Set task — Find how many lines hold the word "color" and give that number only.

===== Records shown

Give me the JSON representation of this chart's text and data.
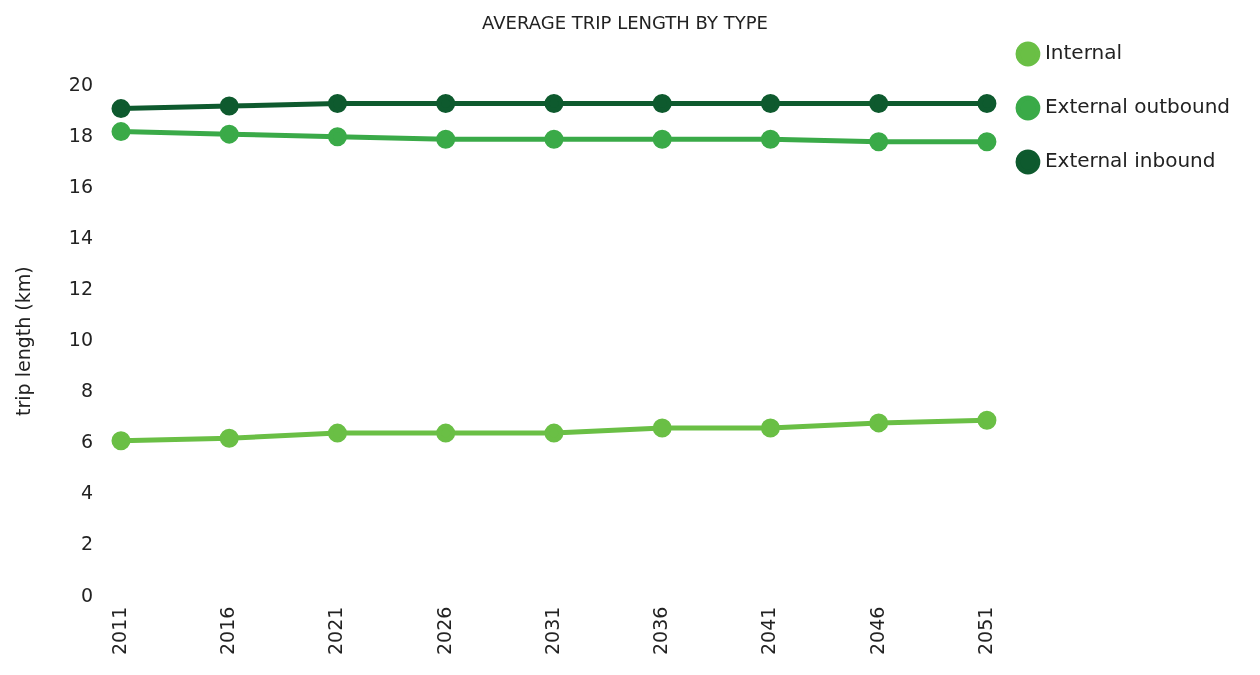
{
  "chart_data": {
    "type": "line",
    "title": "AVERAGE TRIP LENGTH BY TYPE",
    "ylabel": "trip length (km)",
    "categories": [
      "2011",
      "2016",
      "2021",
      "2026",
      "2031",
      "2036",
      "2041",
      "2046",
      "2051"
    ],
    "series": [
      {
        "name": "Internal",
        "color": "#6abf45",
        "values": [
          6.1,
          6.2,
          6.4,
          6.4,
          6.4,
          6.6,
          6.6,
          6.8,
          6.9
        ]
      },
      {
        "name": "External outbound",
        "color": "#3aaa48",
        "values": [
          18.2,
          18.1,
          18.0,
          17.9,
          17.9,
          17.9,
          17.9,
          17.8,
          17.8
        ]
      },
      {
        "name": "External inbound",
        "color": "#0e5a2e",
        "values": [
          19.1,
          19.2,
          19.3,
          19.3,
          19.3,
          19.3,
          19.3,
          19.3,
          19.3
        ]
      }
    ],
    "ylim": [
      0,
      20
    ],
    "yticks": [
      0,
      2,
      4,
      6,
      8,
      10,
      12,
      14,
      16,
      18,
      20
    ],
    "grid": false,
    "legend": "right",
    "marker": "circle",
    "line_style": "solid"
  }
}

==========

Written response — 3